TASK DESCRIPTION:
Please write out the material below exactly as given.

GIVEN INFORMATION:
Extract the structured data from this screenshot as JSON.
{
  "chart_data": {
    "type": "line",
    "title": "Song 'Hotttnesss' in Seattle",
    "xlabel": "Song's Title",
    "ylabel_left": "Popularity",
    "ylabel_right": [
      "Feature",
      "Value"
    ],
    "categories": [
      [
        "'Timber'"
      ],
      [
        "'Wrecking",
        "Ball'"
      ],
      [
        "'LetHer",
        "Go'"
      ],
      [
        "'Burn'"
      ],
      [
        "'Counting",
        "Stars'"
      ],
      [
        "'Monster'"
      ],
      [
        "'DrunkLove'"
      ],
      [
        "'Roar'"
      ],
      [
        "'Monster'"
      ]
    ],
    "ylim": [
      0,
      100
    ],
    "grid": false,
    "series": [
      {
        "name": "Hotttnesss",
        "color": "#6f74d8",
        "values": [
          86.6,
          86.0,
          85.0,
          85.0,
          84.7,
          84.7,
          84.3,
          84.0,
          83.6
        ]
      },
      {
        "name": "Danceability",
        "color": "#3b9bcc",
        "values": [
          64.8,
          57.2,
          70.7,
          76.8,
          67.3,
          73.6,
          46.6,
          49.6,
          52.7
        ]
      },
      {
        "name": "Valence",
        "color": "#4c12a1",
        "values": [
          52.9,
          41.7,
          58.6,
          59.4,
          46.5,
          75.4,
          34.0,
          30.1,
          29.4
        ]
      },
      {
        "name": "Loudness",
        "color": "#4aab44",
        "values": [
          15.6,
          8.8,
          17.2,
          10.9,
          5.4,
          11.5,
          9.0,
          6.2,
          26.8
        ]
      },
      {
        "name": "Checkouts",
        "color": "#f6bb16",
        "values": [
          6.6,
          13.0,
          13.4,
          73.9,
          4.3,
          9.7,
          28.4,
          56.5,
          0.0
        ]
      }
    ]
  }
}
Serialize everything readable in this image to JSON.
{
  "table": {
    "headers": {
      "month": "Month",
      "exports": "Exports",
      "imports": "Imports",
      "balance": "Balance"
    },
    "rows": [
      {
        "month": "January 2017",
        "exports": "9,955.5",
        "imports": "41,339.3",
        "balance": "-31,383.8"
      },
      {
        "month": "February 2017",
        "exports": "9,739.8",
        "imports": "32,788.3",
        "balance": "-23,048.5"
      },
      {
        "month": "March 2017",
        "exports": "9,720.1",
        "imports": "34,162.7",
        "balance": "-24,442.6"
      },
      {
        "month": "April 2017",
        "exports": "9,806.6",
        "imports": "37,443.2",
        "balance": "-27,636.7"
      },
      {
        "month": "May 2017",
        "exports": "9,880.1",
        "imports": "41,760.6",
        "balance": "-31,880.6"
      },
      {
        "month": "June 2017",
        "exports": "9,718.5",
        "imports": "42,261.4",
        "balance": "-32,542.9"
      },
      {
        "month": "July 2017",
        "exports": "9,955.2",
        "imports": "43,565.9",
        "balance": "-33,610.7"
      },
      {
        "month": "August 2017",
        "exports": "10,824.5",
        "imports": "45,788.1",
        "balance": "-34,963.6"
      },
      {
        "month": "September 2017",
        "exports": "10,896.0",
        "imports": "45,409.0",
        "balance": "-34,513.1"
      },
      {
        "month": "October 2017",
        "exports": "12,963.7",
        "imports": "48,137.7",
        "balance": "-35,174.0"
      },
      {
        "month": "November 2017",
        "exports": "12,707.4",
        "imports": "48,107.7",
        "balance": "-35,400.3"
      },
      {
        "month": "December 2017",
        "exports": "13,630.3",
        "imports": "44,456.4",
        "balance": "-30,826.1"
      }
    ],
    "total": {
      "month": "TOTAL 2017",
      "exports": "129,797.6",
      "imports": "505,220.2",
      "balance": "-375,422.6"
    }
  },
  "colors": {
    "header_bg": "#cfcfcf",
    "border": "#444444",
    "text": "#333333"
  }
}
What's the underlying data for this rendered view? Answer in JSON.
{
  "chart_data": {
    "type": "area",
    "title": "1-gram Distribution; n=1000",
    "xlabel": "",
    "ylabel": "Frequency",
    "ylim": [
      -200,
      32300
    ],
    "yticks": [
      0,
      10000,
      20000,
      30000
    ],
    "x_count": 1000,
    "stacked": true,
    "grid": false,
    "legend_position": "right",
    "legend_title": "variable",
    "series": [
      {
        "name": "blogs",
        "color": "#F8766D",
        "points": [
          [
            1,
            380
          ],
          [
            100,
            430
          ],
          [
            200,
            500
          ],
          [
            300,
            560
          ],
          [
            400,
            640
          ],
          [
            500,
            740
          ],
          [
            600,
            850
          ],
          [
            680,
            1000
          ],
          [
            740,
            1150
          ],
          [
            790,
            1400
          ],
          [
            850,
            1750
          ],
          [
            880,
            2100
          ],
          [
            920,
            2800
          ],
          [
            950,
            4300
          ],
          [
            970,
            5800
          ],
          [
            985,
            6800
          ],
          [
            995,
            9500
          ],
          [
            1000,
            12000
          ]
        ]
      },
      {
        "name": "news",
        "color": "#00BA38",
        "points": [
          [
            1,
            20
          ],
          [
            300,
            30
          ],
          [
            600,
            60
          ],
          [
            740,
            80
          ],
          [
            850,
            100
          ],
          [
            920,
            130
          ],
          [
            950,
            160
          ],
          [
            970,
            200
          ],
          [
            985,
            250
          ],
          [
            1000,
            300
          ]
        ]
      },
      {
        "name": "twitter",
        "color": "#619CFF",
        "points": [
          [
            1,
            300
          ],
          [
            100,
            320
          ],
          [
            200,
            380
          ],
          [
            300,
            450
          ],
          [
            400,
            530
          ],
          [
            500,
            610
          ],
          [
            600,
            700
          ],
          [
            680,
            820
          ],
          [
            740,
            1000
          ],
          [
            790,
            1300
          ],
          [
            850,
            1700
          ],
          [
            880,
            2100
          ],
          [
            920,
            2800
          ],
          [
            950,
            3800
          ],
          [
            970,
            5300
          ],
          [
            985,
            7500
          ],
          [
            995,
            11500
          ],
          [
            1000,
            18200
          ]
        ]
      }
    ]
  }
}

THE REPLY:
Extract the structured data from this screenshot as JSON.
{
  "chart_data": {
    "type": "line",
    "title": "Song 'Hotttnesss' in Seattle",
    "xlabel": "Song's Title",
    "ylabel_left": "Popularity",
    "ylabel_right": [
      "Feature",
      "Value"
    ],
    "categories": [
      [
        "'Timber'"
      ],
      [
        "'Wrecking",
        "Ball'"
      ],
      [
        "'LetHer",
        "Go'"
      ],
      [
        "'Burn'"
      ],
      [
        "'Counting",
        "Stars'"
      ],
      [
        "'Monster'"
      ],
      [
        "'DrunkLove'"
      ],
      [
        "'Roar'"
      ],
      [
        "'Monster'"
      ]
    ],
    "ylim": [
      0,
      100
    ],
    "grid": false,
    "series": [
      {
        "name": "Hotttnesss",
        "color": "#6f74d8",
        "values": [
          86.6,
          86.0,
          85.0,
          85.0,
          84.7,
          84.7,
          84.3,
          84.0,
          83.6
        ]
      },
      {
        "name": "Danceability",
        "color": "#3b9bcc",
        "values": [
          64.8,
          57.2,
          70.7,
          76.8,
          67.3,
          73.6,
          46.6,
          49.6,
          52.7
        ]
      },
      {
        "name": "Valence",
        "color": "#4c12a1",
        "values": [
          52.9,
          41.7,
          58.6,
          59.4,
          46.5,
          75.4,
          34.0,
          30.1,
          29.4
        ]
      },
      {
        "name": "Loudness",
        "color": "#4aab44",
        "values": [
          15.6,
          8.8,
          17.2,
          10.9,
          5.4,
          11.5,
          9.0,
          6.2,
          26.8
        ]
      },
      {
        "name": "Checkouts",
        "color": "#f6bb16",
        "values": [
          6.6,
          13.0,
          13.4,
          73.9,
          4.3,
          9.7,
          28.4,
          56.5,
          0.0
        ]
      }
    ]
  }
}
Serialize everything readable in this image to JSON.
{
  "table": {
    "headers": {
      "month": "Month",
      "exports": "Exports",
      "imports": "Imports",
      "balance": "Balance"
    },
    "rows": [
      {
        "month": "January 2017",
        "exports": "9,955.5",
        "imports": "41,339.3",
        "balance": "-31,383.8"
      },
      {
        "month": "February 2017",
        "exports": "9,739.8",
        "imports": "32,788.3",
        "balance": "-23,048.5"
      },
      {
        "month": "March 2017",
        "exports": "9,720.1",
        "imports": "34,162.7",
        "balance": "-24,442.6"
      },
      {
        "month": "April 2017",
        "exports": "9,806.6",
        "imports": "37,443.2",
        "balance": "-27,636.7"
      },
      {
        "month": "May 2017",
        "exports": "9,880.1",
        "imports": "41,760.6",
        "balance": "-31,880.6"
      },
      {
        "month": "June 2017",
        "exports": "9,718.5",
        "imports": "42,261.4",
        "balance": "-32,542.9"
      },
      {
        "month": "July 2017",
        "exports": "9,955.2",
        "imports": "43,565.9",
        "balance": "-33,610.7"
      },
      {
        "month": "August 2017",
        "exports": "10,824.5",
        "imports": "45,788.1",
        "balance": "-34,963.6"
      },
      {
        "month": "September 2017",
        "exports": "10,896.0",
        "imports": "45,409.0",
        "balance": "-34,513.1"
      },
      {
        "month": "October 2017",
        "exports": "12,963.7",
        "imports": "48,137.7",
        "balance": "-35,174.0"
      },
      {
        "month": "November 2017",
        "exports": "12,707.4",
        "imports": "48,107.7",
        "balance": "-35,400.3"
      },
      {
        "month": "December 2017",
        "exports": "13,630.3",
        "imports": "44,456.4",
        "balance": "-30,826.1"
      }
    ],
    "total": {
      "month": "TOTAL 2017",
      "exports": "129,797.6",
      "imports": "505,220.2",
      "balance": "-375,422.6"
    }
  },
  "colors": {
    "header_bg": "#cfcfcf",
    "border": "#444444",
    "text": "#333333"
  }
}
What's the underlying data for this rendered view? Answer in JSON.
{
  "chart_data": {
    "type": "area",
    "title": "1-gram Distribution; n=1000",
    "xlabel": "",
    "ylabel": "Frequency",
    "ylim": [
      -200,
      32300
    ],
    "yticks": [
      0,
      10000,
      20000,
      30000
    ],
    "x_count": 1000,
    "stacked": true,
    "grid": false,
    "legend_position": "right",
    "legend_title": "variable",
    "series": [
      {
        "name": "blogs",
        "color": "#F8766D",
        "points": [
          [
            1,
            380
          ],
          [
            100,
            430
          ],
          [
            200,
            500
          ],
          [
            300,
            560
          ],
          [
            400,
            640
          ],
          [
            500,
            740
          ],
          [
            600,
            850
          ],
          [
            680,
            1000
          ],
          [
            740,
            1150
          ],
          [
            790,
            1400
          ],
          [
            850,
            1750
          ],
          [
            880,
            2100
          ],
          [
            920,
            2800
          ],
          [
            950,
            4300
          ],
          [
            970,
            5800
          ],
          [
            985,
            6800
          ],
          [
            995,
            9500
          ],
          [
            1000,
            12000
          ]
        ]
      },
      {
        "name": "news",
        "color": "#00BA38",
        "points": [
          [
            1,
            20
          ],
          [
            300,
            30
          ],
          [
            600,
            60
          ],
          [
            740,
            80
          ],
          [
            850,
            100
          ],
          [
            920,
            130
          ],
          [
            950,
            160
          ],
          [
            970,
            200
          ],
          [
            985,
            250
          ],
          [
            1000,
            300
          ]
        ]
      },
      {
        "name": "twitter",
        "color": "#619CFF",
        "points": [
          [
            1,
            300
          ],
          [
            100,
            320
          ],
          [
            200,
            380
          ],
          [
            300,
            450
          ],
          [
            400,
            530
          ],
          [
            500,
            610
          ],
          [
            600,
            700
          ],
          [
            680,
            820
          ],
          [
            740,
            1000
          ],
          [
            790,
            1300
          ],
          [
            850,
            1700
          ],
          [
            880,
            2100
          ],
          [
            920,
            2800
          ],
          [
            950,
            3800
          ],
          [
            970,
            5300
          ],
          [
            985,
            7500
          ],
          [
            995,
            11500
          ],
          [
            1000,
            18200
          ]
        ]
      }
    ]
  }
}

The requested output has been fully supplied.